Required task
Go through the lines below. Copy those with "选择日期".

>> start

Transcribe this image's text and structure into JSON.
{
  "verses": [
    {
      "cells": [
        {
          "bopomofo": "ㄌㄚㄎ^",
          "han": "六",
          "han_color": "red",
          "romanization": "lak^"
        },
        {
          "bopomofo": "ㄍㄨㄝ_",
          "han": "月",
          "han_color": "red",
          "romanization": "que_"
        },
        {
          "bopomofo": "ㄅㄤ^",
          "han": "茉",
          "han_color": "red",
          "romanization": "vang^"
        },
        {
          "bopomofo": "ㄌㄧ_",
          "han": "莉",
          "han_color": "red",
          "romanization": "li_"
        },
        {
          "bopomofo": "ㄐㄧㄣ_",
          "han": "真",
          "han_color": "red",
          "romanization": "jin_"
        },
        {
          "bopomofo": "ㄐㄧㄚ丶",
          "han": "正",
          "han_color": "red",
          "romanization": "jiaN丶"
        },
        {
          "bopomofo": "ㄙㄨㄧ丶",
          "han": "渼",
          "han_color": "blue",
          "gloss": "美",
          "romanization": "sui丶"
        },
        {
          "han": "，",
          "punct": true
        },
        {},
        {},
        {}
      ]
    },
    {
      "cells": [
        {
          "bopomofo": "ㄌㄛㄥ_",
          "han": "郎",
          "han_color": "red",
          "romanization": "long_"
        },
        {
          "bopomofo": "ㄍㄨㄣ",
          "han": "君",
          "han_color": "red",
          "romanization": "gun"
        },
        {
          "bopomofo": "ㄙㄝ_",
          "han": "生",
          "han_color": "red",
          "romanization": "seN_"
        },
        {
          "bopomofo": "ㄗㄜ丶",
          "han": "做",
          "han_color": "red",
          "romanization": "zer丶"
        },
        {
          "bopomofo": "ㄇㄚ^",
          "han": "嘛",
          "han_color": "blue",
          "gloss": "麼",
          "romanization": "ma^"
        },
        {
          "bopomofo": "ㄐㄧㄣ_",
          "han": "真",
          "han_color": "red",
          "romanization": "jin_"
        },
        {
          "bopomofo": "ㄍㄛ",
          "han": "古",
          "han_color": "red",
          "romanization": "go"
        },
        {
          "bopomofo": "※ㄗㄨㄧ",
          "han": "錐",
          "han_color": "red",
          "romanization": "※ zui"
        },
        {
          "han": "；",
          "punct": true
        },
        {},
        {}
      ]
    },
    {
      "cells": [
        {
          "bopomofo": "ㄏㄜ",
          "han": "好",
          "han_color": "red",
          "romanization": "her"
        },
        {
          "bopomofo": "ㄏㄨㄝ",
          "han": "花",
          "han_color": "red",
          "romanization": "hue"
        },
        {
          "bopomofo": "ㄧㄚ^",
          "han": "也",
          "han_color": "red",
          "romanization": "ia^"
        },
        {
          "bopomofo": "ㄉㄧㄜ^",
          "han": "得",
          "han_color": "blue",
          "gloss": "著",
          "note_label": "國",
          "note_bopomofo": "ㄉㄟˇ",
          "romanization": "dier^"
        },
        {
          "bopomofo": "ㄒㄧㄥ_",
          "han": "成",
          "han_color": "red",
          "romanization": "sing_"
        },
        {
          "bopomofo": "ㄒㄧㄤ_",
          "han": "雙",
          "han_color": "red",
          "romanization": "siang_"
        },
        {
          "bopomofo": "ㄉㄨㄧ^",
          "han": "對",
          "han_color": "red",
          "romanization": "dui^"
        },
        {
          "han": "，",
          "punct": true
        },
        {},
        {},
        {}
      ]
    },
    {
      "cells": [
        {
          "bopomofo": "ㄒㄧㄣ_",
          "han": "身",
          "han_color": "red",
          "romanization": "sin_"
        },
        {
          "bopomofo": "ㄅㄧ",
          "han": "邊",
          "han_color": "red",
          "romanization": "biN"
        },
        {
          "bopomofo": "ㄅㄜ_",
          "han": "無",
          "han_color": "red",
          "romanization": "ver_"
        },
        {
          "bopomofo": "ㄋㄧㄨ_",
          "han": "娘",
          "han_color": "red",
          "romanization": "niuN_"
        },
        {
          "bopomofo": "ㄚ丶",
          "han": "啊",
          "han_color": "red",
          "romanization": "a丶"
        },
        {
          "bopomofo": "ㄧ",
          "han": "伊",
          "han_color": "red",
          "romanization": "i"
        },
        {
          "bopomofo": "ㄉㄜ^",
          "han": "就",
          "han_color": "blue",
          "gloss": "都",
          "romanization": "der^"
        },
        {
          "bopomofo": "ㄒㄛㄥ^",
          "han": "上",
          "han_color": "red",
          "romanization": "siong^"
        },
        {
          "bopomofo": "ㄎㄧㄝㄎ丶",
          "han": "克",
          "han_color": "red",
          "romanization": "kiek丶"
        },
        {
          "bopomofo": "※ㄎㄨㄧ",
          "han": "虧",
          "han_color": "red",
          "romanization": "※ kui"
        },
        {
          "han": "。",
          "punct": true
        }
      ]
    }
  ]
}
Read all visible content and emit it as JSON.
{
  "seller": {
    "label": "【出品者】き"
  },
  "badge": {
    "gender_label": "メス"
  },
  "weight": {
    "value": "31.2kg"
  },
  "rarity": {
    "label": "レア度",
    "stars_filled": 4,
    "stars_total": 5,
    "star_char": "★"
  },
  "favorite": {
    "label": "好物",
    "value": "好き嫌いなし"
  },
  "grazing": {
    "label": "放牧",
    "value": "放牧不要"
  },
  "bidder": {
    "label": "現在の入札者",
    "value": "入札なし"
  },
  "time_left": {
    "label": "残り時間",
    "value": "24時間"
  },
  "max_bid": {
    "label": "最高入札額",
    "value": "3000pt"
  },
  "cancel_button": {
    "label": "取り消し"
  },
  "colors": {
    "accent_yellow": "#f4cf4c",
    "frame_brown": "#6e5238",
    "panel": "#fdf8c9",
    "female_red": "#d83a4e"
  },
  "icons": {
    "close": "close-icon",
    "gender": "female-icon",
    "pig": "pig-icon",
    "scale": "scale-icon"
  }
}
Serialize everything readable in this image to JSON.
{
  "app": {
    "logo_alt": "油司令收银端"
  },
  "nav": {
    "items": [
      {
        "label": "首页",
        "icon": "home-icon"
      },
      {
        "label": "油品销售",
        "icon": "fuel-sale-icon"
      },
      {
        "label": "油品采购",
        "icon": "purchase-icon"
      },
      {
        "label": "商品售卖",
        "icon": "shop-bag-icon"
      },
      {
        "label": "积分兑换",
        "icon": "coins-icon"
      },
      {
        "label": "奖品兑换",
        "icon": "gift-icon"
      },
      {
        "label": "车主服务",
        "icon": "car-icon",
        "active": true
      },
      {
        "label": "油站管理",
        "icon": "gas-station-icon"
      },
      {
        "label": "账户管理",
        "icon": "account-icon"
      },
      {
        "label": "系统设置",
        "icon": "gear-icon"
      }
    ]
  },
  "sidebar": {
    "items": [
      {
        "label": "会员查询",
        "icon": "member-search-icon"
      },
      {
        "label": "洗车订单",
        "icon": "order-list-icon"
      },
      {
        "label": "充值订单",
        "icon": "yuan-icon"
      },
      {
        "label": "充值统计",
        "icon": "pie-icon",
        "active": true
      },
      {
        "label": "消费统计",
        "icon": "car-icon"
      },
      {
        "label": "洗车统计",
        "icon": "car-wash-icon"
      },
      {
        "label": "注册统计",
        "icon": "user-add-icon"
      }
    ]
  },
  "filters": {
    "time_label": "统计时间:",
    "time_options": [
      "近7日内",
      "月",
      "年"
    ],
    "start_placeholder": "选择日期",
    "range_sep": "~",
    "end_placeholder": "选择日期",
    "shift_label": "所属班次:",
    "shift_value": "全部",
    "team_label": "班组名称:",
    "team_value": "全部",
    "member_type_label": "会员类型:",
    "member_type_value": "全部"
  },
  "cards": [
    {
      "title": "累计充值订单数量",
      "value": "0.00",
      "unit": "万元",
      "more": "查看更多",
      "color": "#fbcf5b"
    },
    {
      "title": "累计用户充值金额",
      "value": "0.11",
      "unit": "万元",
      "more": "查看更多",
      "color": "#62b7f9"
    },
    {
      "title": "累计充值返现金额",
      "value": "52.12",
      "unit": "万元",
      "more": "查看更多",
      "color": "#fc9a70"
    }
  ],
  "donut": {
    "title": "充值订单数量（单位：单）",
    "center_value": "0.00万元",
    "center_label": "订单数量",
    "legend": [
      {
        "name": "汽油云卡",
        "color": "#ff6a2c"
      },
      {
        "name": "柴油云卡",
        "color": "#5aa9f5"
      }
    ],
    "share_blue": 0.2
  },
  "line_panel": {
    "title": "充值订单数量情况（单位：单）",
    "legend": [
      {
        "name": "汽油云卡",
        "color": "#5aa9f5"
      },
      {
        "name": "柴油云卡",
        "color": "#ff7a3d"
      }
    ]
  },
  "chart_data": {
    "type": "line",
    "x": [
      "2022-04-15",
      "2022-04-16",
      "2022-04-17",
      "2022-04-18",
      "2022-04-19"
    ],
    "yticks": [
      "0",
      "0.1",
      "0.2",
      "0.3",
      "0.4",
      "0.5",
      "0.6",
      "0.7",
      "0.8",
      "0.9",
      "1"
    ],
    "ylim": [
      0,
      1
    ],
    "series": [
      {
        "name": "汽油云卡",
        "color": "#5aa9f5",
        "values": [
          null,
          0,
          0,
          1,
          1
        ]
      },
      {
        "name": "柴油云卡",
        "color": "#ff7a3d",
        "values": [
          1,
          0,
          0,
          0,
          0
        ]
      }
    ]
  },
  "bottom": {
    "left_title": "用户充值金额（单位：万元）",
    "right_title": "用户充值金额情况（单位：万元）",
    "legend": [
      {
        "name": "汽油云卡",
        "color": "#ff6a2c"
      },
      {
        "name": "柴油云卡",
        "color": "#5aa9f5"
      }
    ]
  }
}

>> end

Output for this exercise
    "start_placeholder": "选择日期",
    "end_placeholder": "选择日期",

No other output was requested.